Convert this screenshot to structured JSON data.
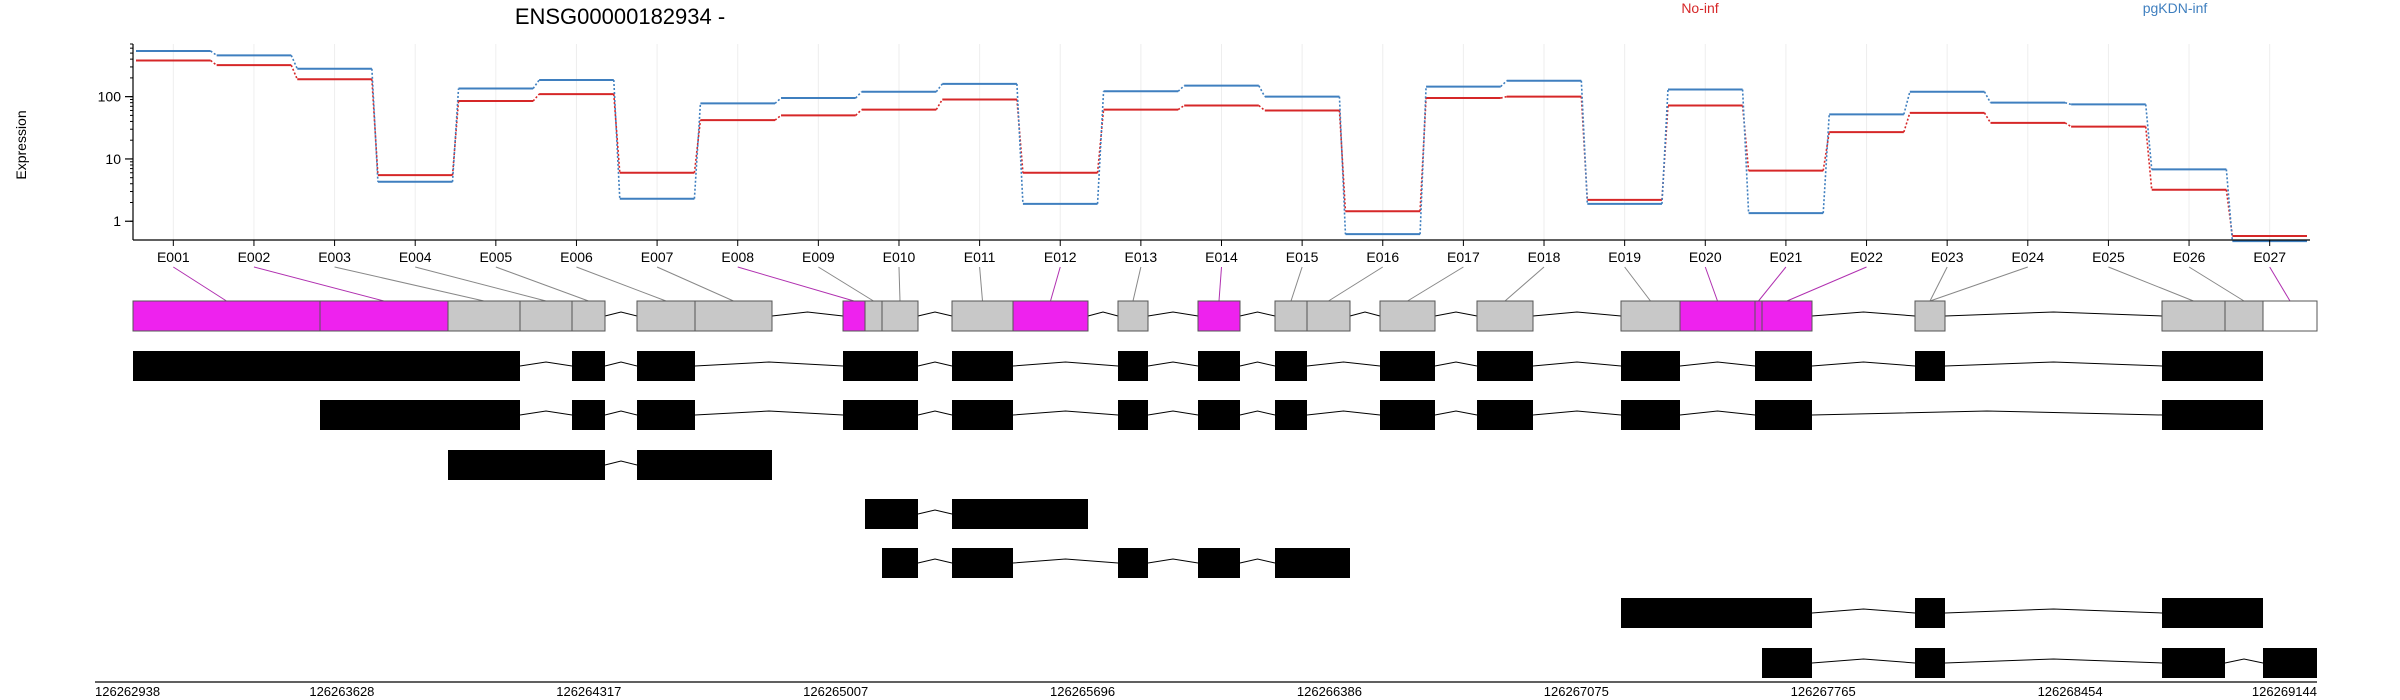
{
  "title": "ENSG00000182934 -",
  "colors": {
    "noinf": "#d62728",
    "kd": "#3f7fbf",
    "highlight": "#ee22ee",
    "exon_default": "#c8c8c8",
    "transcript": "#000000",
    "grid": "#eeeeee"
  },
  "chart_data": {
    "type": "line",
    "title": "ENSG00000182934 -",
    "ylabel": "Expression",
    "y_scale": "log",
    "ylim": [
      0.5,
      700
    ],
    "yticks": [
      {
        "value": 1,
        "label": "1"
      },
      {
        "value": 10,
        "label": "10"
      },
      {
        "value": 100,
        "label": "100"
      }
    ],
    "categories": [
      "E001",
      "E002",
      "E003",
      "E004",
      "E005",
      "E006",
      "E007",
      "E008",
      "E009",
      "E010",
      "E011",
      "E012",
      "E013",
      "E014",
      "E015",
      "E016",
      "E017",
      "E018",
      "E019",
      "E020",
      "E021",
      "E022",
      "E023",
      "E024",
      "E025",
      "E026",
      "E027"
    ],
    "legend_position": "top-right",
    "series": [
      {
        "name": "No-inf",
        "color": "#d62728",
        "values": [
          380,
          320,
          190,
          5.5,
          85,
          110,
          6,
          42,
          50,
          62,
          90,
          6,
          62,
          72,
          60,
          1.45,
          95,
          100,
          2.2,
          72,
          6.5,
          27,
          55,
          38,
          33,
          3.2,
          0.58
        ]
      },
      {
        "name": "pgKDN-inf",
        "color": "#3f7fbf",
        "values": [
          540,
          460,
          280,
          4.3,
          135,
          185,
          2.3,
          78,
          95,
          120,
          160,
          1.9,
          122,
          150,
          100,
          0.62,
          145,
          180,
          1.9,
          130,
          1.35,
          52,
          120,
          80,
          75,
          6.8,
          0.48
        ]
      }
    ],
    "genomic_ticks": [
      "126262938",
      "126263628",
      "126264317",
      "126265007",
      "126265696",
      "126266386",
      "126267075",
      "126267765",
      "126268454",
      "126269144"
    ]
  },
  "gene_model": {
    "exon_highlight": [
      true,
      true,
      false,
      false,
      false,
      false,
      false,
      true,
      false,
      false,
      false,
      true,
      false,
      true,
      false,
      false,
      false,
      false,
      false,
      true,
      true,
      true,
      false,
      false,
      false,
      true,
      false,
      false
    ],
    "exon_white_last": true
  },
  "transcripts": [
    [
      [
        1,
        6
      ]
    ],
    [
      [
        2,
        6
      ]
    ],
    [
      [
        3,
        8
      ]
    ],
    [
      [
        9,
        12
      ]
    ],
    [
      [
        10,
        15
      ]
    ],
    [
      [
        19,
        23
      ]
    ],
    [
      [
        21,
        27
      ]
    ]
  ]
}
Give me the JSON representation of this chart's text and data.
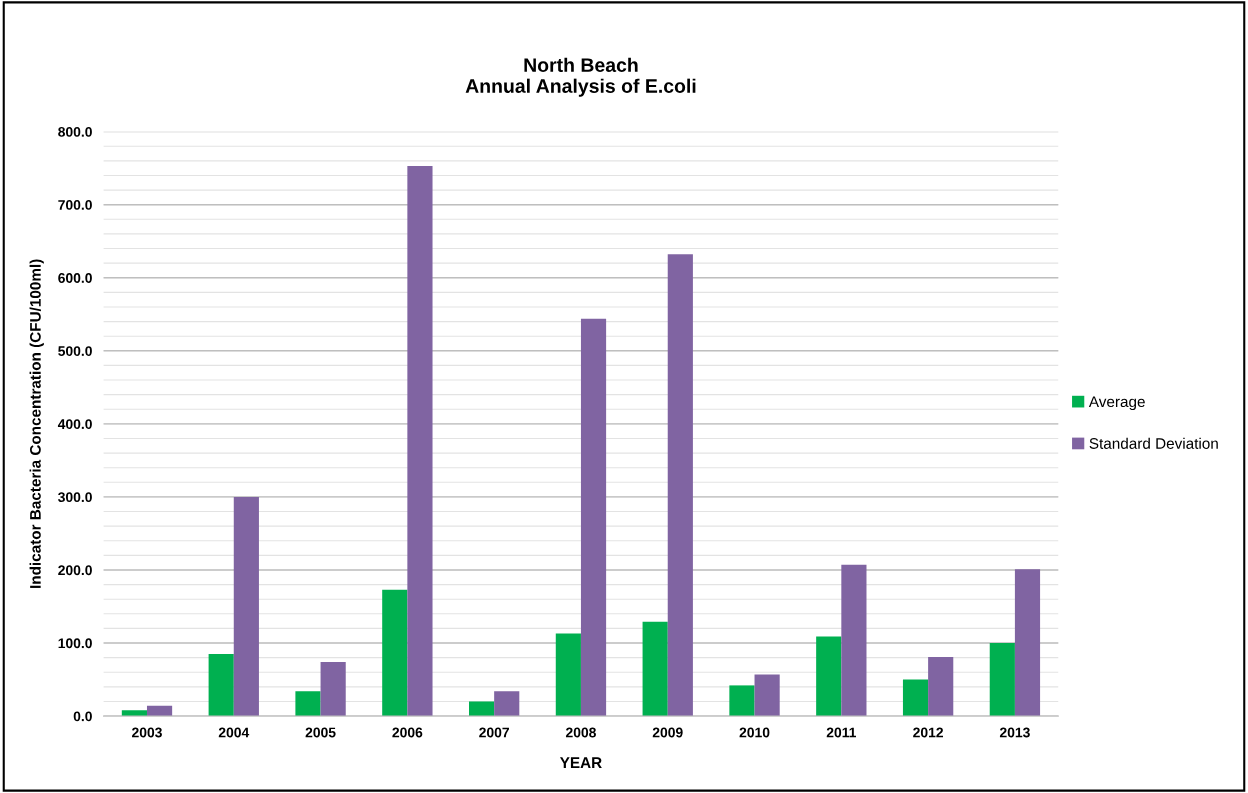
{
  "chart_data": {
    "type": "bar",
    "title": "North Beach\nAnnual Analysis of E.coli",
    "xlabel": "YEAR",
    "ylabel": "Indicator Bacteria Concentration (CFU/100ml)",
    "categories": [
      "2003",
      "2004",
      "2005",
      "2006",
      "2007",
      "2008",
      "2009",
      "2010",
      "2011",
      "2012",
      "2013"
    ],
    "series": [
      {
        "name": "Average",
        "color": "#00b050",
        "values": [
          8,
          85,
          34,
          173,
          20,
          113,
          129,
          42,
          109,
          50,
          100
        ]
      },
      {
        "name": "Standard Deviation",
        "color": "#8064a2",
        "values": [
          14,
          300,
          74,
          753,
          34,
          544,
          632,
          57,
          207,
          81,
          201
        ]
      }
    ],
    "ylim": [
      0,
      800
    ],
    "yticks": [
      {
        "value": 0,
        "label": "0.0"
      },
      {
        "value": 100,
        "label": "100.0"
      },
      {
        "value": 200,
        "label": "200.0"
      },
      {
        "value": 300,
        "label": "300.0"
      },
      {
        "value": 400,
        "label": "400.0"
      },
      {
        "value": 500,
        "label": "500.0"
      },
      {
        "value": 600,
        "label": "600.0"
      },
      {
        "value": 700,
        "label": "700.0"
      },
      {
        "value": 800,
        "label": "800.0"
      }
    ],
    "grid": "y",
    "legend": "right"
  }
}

Exercise prompt:
Check each line of the entries above, and show every one holding the word "this".

Reply:
Convert this screenshot to structured JSON data.
Give me the JSON representation of this chart's text and data.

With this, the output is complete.